** BEGIN **

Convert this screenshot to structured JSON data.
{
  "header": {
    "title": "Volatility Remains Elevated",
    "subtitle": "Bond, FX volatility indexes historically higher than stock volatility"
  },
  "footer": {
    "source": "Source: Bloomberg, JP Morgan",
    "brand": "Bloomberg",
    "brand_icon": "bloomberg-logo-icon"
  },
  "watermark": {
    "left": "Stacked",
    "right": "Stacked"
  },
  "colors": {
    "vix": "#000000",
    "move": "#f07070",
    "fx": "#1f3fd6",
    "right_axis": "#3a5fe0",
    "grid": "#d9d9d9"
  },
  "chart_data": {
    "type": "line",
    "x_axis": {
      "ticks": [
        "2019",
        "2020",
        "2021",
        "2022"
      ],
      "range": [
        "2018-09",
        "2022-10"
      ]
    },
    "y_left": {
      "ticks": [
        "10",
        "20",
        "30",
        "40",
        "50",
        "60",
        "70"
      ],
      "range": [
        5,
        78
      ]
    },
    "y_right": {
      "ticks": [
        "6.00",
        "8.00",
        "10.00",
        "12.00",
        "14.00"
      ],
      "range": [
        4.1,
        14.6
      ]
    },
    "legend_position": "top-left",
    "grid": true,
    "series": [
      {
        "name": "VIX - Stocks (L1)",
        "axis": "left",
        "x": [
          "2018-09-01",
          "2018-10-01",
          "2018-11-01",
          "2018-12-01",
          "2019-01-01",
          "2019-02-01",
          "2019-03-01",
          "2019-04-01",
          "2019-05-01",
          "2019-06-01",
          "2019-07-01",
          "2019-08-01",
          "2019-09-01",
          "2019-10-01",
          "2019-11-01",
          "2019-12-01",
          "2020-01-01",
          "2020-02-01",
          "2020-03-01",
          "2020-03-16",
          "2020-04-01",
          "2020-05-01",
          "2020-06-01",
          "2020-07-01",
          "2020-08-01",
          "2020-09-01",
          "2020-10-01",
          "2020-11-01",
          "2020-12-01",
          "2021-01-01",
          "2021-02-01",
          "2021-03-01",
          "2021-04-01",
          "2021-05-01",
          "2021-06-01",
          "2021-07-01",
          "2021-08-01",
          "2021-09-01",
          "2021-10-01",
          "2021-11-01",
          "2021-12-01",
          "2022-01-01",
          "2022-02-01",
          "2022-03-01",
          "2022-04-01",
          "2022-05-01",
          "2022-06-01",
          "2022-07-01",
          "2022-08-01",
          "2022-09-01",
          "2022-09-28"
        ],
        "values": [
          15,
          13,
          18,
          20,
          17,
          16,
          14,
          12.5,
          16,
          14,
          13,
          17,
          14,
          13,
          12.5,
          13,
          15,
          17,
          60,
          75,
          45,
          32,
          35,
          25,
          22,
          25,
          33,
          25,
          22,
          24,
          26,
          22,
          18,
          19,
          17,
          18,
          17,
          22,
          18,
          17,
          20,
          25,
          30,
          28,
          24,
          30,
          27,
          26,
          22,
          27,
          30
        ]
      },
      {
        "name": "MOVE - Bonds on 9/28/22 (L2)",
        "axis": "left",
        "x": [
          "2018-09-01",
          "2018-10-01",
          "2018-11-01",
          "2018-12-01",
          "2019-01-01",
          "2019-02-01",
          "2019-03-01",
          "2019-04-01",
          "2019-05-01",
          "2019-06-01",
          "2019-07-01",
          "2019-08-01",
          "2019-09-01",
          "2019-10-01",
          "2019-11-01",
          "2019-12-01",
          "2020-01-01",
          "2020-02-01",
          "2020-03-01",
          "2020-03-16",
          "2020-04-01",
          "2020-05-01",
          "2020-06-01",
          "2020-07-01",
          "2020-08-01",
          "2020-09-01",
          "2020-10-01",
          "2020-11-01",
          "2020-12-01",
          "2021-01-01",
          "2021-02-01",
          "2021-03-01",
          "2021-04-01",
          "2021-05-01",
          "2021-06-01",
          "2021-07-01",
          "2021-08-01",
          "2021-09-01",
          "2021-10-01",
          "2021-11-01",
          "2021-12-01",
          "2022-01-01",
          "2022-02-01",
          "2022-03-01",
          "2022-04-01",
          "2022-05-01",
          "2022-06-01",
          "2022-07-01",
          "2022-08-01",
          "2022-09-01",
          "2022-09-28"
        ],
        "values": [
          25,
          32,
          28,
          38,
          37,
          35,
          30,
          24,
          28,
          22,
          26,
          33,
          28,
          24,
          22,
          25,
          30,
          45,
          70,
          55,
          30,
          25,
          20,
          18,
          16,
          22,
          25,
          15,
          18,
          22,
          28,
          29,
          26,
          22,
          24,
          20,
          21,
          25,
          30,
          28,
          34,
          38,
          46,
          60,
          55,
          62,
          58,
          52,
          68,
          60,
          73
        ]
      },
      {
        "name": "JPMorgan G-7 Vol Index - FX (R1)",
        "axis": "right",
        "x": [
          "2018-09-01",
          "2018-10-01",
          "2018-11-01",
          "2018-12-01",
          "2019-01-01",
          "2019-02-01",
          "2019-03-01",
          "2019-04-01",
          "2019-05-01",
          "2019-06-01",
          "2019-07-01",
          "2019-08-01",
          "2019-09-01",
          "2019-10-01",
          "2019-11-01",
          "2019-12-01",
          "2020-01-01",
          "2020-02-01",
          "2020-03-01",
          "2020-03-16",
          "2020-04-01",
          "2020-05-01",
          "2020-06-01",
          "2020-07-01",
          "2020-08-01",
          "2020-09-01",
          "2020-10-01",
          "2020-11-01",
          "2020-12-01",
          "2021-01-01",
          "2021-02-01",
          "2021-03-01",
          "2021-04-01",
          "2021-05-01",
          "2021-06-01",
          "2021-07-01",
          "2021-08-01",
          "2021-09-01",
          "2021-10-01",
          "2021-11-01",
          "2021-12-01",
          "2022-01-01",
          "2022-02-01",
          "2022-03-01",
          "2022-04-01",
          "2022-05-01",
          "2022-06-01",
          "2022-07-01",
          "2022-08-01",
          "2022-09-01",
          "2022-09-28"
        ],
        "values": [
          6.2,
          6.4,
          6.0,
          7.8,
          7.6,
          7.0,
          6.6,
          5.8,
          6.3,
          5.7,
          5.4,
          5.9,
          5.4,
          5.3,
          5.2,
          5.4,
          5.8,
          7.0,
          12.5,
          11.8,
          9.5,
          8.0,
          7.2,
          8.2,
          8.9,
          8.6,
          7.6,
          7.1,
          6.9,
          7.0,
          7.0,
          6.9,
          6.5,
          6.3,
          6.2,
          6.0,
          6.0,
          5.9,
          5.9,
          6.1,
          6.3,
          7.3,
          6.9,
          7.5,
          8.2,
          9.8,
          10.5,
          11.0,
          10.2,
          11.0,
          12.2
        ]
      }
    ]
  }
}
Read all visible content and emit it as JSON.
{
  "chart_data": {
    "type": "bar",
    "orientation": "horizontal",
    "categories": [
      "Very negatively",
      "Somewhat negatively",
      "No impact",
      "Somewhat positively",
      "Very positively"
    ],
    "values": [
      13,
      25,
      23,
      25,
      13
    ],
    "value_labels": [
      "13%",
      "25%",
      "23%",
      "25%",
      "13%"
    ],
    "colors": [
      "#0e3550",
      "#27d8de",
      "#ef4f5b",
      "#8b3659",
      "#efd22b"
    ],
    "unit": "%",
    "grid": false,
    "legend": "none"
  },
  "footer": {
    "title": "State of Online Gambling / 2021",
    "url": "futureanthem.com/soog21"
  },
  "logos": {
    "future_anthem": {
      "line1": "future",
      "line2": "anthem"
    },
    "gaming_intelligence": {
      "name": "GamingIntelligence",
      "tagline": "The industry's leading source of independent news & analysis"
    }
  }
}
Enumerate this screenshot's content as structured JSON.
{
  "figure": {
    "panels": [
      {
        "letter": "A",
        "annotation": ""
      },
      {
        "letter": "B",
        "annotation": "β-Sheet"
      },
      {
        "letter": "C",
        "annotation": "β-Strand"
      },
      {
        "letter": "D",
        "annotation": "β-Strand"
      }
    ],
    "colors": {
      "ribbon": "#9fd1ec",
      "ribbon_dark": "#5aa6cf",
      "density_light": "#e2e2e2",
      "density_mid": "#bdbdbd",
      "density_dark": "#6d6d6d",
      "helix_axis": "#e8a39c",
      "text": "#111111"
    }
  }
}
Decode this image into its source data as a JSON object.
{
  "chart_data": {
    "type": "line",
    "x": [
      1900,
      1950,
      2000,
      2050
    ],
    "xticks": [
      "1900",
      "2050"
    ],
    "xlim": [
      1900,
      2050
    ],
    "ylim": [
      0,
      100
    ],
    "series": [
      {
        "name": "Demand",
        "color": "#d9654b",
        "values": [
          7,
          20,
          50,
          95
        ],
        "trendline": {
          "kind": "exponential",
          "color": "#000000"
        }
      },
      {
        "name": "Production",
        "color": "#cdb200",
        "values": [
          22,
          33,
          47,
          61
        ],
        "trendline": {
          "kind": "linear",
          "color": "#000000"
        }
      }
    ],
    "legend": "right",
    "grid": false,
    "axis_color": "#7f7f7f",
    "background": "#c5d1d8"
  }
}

** END **

Problem to work on
Copy every line of the records above that holds the word "structured".

Result of this task
Convert this screenshot to structured JSON data.
Enumerate this screenshot's content as structured JSON.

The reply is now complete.